## Work instructions
State how many lines of the entries hold the string "library". Reply with the number alone.

## Records to process
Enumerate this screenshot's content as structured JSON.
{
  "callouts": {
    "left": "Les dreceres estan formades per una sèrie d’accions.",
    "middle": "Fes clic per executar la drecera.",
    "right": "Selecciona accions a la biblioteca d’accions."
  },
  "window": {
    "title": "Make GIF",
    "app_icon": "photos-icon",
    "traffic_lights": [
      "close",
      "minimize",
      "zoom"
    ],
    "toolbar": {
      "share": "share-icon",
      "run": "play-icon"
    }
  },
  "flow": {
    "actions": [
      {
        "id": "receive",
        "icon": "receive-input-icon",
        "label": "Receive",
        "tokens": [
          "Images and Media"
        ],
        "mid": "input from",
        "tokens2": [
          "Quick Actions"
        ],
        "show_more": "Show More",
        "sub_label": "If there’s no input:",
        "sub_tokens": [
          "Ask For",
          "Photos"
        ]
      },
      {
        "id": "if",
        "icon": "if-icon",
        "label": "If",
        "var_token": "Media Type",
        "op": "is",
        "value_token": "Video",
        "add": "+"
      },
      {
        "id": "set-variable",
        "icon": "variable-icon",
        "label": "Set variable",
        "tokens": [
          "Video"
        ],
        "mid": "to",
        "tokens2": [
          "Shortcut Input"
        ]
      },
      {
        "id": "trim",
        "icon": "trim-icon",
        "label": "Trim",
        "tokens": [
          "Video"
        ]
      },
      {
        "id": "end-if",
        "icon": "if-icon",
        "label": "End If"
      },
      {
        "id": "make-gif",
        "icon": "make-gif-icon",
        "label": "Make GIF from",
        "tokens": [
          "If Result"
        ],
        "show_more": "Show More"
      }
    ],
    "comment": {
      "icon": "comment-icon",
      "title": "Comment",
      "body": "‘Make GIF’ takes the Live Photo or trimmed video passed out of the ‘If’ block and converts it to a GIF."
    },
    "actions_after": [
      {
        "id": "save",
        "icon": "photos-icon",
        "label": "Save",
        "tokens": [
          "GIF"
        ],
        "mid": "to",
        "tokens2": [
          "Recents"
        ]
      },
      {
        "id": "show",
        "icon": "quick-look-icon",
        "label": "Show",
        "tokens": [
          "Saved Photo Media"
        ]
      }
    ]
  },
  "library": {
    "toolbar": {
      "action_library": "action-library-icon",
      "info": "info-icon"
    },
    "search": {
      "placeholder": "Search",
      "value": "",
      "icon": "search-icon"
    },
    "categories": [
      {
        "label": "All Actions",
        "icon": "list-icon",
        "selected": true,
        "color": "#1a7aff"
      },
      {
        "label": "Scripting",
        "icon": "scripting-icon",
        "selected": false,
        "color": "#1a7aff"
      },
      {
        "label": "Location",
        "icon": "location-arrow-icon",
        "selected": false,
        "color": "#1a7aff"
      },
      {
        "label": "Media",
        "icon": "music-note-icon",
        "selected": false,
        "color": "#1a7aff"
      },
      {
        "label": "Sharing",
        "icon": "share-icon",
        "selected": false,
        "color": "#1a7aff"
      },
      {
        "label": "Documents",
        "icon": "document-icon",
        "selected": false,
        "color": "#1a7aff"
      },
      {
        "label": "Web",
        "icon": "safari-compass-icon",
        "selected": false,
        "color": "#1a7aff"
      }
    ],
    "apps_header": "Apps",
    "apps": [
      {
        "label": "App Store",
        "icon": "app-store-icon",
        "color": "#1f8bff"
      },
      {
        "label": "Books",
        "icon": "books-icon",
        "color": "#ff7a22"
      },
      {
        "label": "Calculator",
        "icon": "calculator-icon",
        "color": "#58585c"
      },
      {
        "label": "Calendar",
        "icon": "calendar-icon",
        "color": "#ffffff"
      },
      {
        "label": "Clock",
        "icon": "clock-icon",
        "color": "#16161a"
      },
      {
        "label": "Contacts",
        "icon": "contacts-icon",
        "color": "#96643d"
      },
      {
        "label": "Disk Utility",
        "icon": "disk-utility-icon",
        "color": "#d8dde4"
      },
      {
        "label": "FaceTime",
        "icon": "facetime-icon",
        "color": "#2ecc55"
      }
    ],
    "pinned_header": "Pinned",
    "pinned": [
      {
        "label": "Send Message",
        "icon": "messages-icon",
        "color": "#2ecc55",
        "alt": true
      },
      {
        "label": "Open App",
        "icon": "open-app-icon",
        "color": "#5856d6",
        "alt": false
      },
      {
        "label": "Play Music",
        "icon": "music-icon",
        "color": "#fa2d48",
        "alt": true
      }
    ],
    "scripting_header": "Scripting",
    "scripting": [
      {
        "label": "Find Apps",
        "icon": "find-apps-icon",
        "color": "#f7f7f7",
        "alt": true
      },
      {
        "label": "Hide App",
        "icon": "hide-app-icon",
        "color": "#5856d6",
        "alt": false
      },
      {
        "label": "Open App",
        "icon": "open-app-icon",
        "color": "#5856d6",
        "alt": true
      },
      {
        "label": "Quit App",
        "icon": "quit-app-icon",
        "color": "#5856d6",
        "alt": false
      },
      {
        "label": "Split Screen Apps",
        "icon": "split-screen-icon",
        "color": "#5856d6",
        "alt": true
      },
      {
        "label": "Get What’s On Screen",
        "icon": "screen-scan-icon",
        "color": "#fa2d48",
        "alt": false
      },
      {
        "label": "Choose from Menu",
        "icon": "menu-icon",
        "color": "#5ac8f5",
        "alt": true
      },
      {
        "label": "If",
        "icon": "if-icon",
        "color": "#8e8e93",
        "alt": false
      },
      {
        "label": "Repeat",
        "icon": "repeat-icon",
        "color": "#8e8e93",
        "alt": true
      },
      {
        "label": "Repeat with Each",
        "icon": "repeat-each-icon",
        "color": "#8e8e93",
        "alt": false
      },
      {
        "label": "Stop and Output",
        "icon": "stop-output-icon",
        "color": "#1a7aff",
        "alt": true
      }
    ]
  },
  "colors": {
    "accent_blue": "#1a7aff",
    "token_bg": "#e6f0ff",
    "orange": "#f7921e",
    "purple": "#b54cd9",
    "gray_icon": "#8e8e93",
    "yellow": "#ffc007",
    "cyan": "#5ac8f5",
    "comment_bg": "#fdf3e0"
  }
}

==

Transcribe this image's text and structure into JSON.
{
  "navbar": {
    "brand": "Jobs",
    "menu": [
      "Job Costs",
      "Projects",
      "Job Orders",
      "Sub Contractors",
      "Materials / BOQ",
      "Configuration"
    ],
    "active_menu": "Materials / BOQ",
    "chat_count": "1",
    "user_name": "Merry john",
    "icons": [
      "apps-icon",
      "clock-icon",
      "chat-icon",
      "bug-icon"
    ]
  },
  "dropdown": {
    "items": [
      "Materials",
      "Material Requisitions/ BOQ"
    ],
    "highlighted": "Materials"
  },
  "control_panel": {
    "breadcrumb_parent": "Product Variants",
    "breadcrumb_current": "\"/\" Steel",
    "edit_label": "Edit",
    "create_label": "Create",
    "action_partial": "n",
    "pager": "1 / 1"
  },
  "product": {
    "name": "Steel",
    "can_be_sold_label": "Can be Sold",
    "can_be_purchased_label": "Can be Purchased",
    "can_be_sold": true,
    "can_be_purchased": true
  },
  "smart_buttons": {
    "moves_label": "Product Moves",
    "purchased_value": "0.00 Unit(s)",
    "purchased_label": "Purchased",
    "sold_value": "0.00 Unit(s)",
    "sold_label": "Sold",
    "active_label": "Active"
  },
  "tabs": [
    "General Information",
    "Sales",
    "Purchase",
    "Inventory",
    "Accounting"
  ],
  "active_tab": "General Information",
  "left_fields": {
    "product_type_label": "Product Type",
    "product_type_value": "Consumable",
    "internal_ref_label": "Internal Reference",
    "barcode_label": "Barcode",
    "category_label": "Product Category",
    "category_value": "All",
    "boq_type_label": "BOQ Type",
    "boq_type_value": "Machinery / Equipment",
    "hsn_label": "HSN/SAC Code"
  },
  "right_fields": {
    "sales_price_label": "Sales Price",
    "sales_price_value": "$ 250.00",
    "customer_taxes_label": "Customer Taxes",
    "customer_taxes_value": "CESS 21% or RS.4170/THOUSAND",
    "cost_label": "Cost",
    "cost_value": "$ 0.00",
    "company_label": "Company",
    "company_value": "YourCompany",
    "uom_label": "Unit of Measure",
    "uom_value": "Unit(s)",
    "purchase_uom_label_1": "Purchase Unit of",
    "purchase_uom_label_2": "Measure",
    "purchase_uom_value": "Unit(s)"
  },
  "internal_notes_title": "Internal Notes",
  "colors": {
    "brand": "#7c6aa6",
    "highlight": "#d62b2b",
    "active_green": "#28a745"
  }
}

==

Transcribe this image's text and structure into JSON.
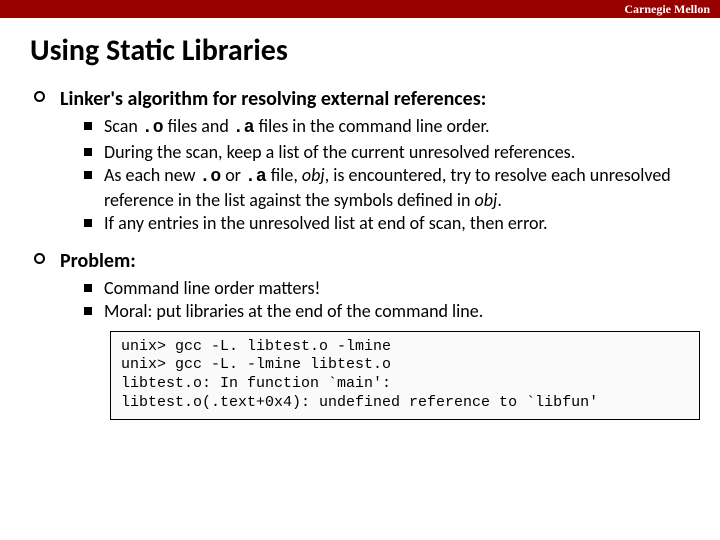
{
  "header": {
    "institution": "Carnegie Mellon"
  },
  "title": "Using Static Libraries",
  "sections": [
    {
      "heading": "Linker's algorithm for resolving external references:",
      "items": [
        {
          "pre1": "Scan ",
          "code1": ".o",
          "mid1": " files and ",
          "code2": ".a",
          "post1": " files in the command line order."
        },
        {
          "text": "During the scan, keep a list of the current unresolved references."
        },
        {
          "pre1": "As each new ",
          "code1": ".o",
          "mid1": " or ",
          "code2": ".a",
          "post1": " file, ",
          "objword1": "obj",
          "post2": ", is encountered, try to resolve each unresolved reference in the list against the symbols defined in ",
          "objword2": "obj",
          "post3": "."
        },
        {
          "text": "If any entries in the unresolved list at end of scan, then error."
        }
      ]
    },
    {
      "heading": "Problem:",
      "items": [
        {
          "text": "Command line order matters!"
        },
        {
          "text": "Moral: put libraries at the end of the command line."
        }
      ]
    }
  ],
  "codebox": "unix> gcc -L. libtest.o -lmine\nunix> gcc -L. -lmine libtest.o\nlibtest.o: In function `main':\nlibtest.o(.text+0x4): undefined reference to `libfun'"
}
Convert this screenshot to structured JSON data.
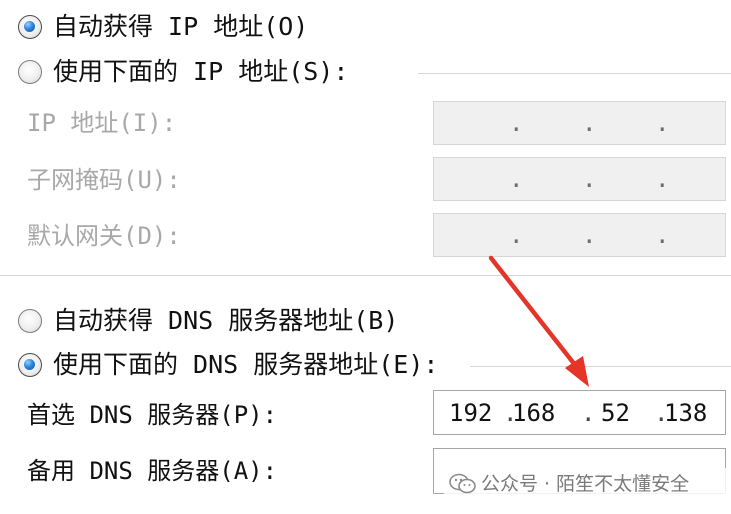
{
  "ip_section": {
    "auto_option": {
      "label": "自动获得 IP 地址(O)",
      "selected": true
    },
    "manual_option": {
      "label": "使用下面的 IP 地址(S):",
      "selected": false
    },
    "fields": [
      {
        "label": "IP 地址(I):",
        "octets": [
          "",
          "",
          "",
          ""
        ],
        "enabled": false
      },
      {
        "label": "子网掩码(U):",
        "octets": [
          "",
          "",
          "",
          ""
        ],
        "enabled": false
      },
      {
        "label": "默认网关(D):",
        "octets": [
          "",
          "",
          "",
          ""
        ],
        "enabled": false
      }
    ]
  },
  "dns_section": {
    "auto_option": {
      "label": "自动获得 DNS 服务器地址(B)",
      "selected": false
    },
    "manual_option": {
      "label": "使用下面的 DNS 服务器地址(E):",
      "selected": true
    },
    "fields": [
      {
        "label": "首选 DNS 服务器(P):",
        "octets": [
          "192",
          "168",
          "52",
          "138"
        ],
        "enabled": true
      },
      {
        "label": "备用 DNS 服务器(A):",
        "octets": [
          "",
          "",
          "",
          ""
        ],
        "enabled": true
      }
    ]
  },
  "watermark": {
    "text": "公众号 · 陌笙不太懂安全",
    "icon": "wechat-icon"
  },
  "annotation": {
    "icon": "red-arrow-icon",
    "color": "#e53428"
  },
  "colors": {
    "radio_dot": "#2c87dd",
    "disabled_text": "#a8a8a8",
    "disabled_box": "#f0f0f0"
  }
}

## Task response
2